*GIVEN RECORDS*
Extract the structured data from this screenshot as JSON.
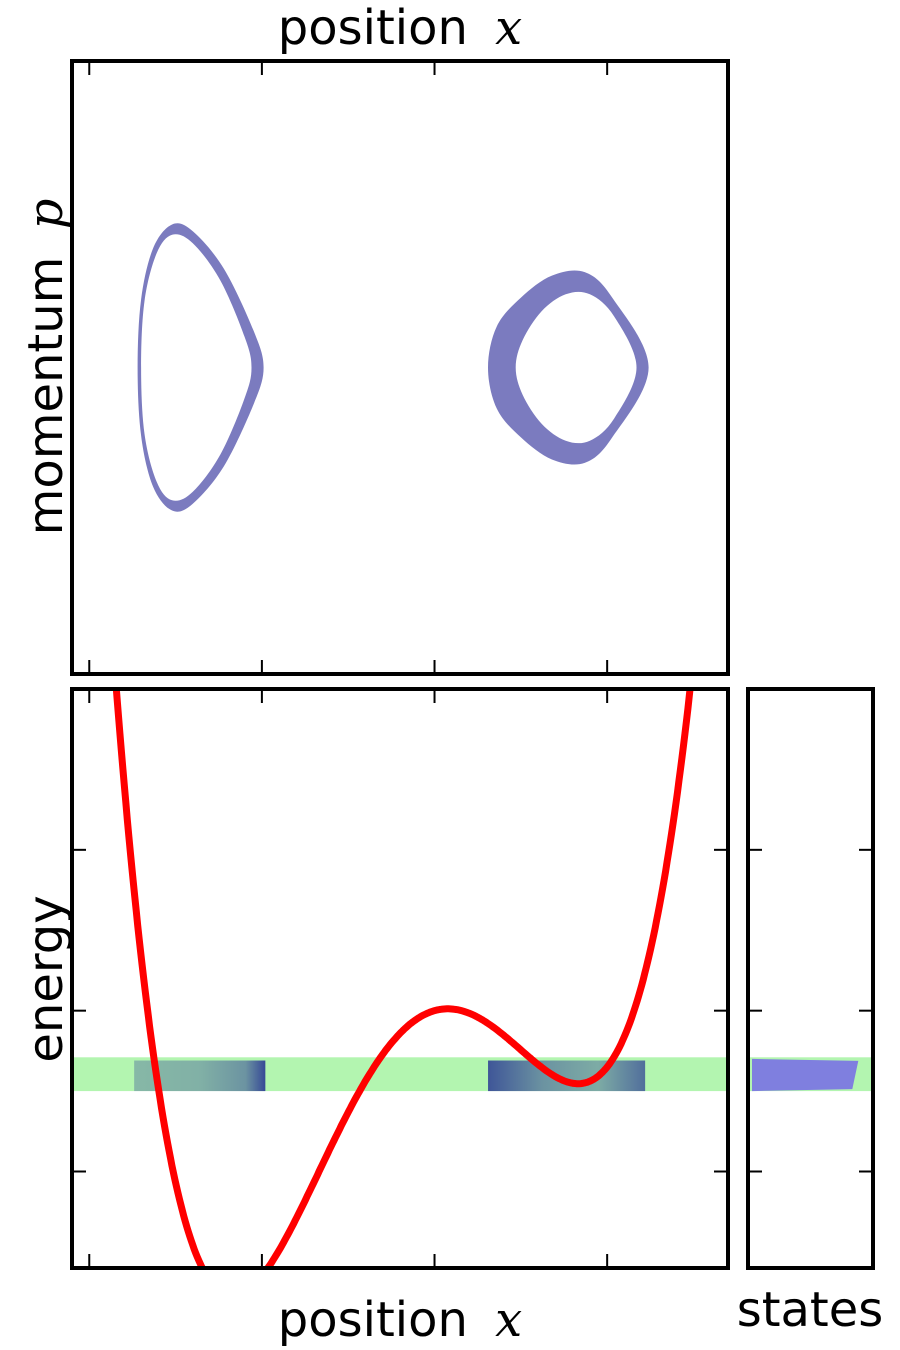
{
  "colors": {
    "potential": "#ff0000",
    "orbit": "#7b7bbf",
    "energy_band": "#b3f5b0",
    "band_density": "#00008b",
    "states": "#7f7fdf",
    "frame": "#000000"
  },
  "labels": {
    "top_title_word": "position",
    "top_title_var": "x",
    "top_ylabel_word": "momentum",
    "top_ylabel_var": "p",
    "bottom_xlabel_word": "position",
    "bottom_xlabel_var": "x",
    "bottom_ylabel": "energy",
    "states_xlabel": "states"
  },
  "chart_data": [
    {
      "type": "scatter",
      "panel": "phase-space",
      "xlabel": "position x",
      "ylabel": "momentum p",
      "xlim": [
        -2.1,
        1.7
      ],
      "ylim": [
        -1.8,
        1.8
      ],
      "xticks": [
        -2.0,
        -1.0,
        0.0,
        1.0
      ],
      "yticks": [],
      "series": [
        {
          "region": "left-orbit",
          "outer": [
            [
              -1.72,
              0.0
            ],
            [
              -1.7,
              0.4
            ],
            [
              -1.63,
              0.7
            ],
            [
              -1.52,
              0.84
            ],
            [
              -1.4,
              0.8
            ],
            [
              -1.22,
              0.58
            ],
            [
              -1.05,
              0.22
            ],
            [
              -0.99,
              0.0
            ],
            [
              -1.05,
              -0.22
            ],
            [
              -1.22,
              -0.58
            ],
            [
              -1.4,
              -0.8
            ],
            [
              -1.52,
              -0.84
            ],
            [
              -1.63,
              -0.7
            ],
            [
              -1.7,
              -0.4
            ]
          ],
          "inner": [
            [
              -1.7,
              0.0
            ],
            [
              -1.68,
              0.39
            ],
            [
              -1.61,
              0.67
            ],
            [
              -1.52,
              0.78
            ],
            [
              -1.4,
              0.73
            ],
            [
              -1.24,
              0.51
            ],
            [
              -1.1,
              0.18
            ],
            [
              -1.06,
              0.0
            ],
            [
              -1.1,
              -0.18
            ],
            [
              -1.24,
              -0.51
            ],
            [
              -1.4,
              -0.73
            ],
            [
              -1.52,
              -0.78
            ],
            [
              -1.61,
              -0.67
            ],
            [
              -1.68,
              -0.39
            ]
          ]
        },
        {
          "region": "right-orbit",
          "outer": [
            [
              0.31,
              0.0
            ],
            [
              0.36,
              0.24
            ],
            [
              0.5,
              0.41
            ],
            [
              0.68,
              0.54
            ],
            [
              0.87,
              0.56
            ],
            [
              1.03,
              0.41
            ],
            [
              1.24,
              0.0
            ],
            [
              1.03,
              -0.41
            ],
            [
              0.87,
              -0.56
            ],
            [
              0.68,
              -0.54
            ],
            [
              0.5,
              -0.41
            ],
            [
              0.36,
              -0.24
            ]
          ],
          "inner": [
            [
              0.47,
              0.0
            ],
            [
              0.51,
              0.16
            ],
            [
              0.62,
              0.33
            ],
            [
              0.76,
              0.43
            ],
            [
              0.9,
              0.43
            ],
            [
              1.04,
              0.3
            ],
            [
              1.17,
              0.0
            ],
            [
              1.04,
              -0.3
            ],
            [
              0.9,
              -0.43
            ],
            [
              0.76,
              -0.43
            ],
            [
              0.62,
              -0.33
            ],
            [
              0.51,
              -0.16
            ]
          ]
        }
      ]
    },
    {
      "type": "line",
      "panel": "potential",
      "xlabel": "position x",
      "ylabel": "energy",
      "xlim": [
        -2.1,
        1.7
      ],
      "ylim": [
        -1.6,
        2.0
      ],
      "xticks": [
        -2.0,
        -1.0,
        0.0,
        1.0
      ],
      "yticks": [
        -1.0,
        0.0,
        1.0
      ],
      "potential": {
        "formula": "x^4 + 0.35x^3 - 2x^2 + 0.3x",
        "coefficients": [
          1.0,
          0.35,
          -2.0,
          0.3,
          0.0
        ],
        "x_range": [
          -1.9,
          1.545
        ]
      },
      "energy_band": {
        "e_low": -0.5,
        "e_high": -0.29
      },
      "density_band": {
        "e_low": -0.5,
        "e_high": -0.31,
        "segments": [
          [
            -1.74,
            -0.98
          ],
          [
            0.31,
            1.22
          ]
        ]
      }
    },
    {
      "type": "area",
      "panel": "states",
      "xlabel": "states",
      "ylim": [
        -1.6,
        2.0
      ],
      "yticks": [
        -1.0,
        0.0,
        1.0
      ],
      "energy": [
        -0.3,
        -0.5
      ],
      "density": [
        0.85,
        0.85
      ]
    }
  ]
}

*STATED TASK*
Which lines of the data include "momentum"? Copy each of them.

*FINAL RESULT*
    "top_ylabel_word": "momentum",
      "ylabel": "momentum p",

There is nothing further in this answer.